** BEGIN Information shown **
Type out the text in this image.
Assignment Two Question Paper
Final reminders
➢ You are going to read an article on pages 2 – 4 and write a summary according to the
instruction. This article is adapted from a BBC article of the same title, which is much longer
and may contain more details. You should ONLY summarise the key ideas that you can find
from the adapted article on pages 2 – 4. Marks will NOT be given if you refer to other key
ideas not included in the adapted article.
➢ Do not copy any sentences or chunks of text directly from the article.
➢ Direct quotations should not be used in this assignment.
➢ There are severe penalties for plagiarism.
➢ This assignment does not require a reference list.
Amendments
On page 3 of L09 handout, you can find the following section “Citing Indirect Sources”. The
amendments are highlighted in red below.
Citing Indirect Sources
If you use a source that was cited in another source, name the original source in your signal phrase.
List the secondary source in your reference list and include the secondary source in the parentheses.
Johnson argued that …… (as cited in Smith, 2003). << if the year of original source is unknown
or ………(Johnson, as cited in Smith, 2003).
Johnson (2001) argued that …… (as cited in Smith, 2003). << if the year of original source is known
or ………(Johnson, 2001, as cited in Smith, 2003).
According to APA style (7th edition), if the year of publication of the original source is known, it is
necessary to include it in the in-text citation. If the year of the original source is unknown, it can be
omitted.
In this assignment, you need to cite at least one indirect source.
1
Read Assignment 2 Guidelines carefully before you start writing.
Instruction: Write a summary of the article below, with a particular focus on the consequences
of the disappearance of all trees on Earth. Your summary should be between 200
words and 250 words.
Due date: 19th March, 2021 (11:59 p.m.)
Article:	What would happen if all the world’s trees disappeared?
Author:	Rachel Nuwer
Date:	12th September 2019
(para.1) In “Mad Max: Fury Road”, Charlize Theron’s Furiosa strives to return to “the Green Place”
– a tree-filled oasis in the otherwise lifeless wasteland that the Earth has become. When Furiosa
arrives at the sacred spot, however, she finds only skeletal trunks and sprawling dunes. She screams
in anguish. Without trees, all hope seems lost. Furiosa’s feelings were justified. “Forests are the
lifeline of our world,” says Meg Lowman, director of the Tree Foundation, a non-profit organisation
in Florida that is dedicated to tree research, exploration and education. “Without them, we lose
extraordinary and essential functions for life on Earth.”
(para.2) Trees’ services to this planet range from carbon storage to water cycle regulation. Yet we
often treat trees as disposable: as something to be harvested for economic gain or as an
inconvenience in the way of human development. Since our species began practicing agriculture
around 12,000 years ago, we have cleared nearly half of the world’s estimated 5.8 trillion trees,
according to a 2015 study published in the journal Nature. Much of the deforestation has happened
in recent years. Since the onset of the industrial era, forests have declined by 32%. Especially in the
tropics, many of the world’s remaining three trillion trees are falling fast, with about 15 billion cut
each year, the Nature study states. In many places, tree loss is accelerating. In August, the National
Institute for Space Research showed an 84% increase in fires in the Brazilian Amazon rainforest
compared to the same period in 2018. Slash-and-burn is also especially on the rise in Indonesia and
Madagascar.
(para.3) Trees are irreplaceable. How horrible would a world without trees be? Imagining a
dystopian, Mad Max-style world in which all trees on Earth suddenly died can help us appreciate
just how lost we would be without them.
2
** END Information shown **
Copy all of the material word for word.

- **Result**
Type out the text in this image.
Assignment Two Question Paper
Final reminders
➢ You are going to read an article on pages 2 – 4 and write a summary according to the
instruction. This article is adapted from a BBC article of the same title, which is much longer
and may contain more details. You should ONLY summarise the key ideas that you can find
from the adapted article on pages 2 – 4. Marks will NOT be given if you refer to other key
ideas not included in the adapted article.
➢ Do not copy any sentences or chunks of text directly from the article.
➢ Direct quotations should not be used in this assignment.
➢ There are severe penalties for plagiarism.
➢ This assignment does not require a reference list.
Amendments
On page 3 of L09 handout, you can find the following section “Citing Indirect Sources”. The
amendments are highlighted in red below.
Citing Indirect Sources
If you use a source that was cited in another source, name the original source in your signal phrase.
List the secondary source in your reference list and include the secondary source in the parentheses.
Johnson argued that …… (as cited in Smith, 2003). << if the year of original source is unknown
or ………(Johnson, as cited in Smith, 2003).
Johnson (2001) argued that …… (as cited in Smith, 2003). << if the year of original source is known
or ………(Johnson, 2001, as cited in Smith, 2003).
According to APA style (7th edition), if the year of publication of the original source is known, it is
necessary to include it in the in-text citation. If the year of the original source is unknown, it can be
omitted.
In this assignment, you need to cite at least one indirect source.
1
Read Assignment 2 Guidelines carefully before you start writing.
Instruction: Write a summary of the article below, with a particular focus on the consequences
of the disappearance of all trees on Earth. Your summary should be between 200
words and 250 words.
Due date: 19th March, 2021 (11:59 p.m.)
Article:	What would happen if all the world’s trees disappeared?
Author:	Rachel Nuwer
Date:	12th September 2019
(para.1) In “Mad Max: Fury Road”, Charlize Theron’s Furiosa strives to return to “the Green Place”
– a tree-filled oasis in the otherwise lifeless wasteland that the Earth has become. When Furiosa
arrives at the sacred spot, however, she finds only skeletal trunks and sprawling dunes. She screams
in anguish. Without trees, all hope seems lost. Furiosa’s feelings were justified. “Forests are the
lifeline of our world,” says Meg Lowman, director of the Tree Foundation, a non-profit organisation
in Florida that is dedicated to tree research, exploration and education. “Without them, we lose
extraordinary and essential functions for life on Earth.”
(para.2) Trees’ services to this planet range from carbon storage to water cycle regulation. Yet we
often treat trees as disposable: as something to be harvested for economic gain or as an
inconvenience in the way of human development. Since our species began practicing agriculture
around 12,000 years ago, we have cleared nearly half of the world’s estimated 5.8 trillion trees,
according to a 2015 study published in the journal Nature. Much of the deforestation has happened
in recent years. Since the onset of the industrial era, forests have declined by 32%. Especially in the
tropics, many of the world’s remaining three trillion trees are falling fast, with about 15 billion cut
each year, the Nature study states. In many places, tree loss is accelerating. In August, the National
Institute for Space Research showed an 84% increase in fires in the Brazilian Amazon rainforest
compared to the same period in 2018. Slash-and-burn is also especially on the rise in Indonesia and
Madagascar.
(para.3) Trees are irreplaceable. How horrible would a world without trees be? Imagining a
dystopian, Mad Max-style world in which all trees on Earth suddenly died can help us appreciate
just how lost we would be without them.
2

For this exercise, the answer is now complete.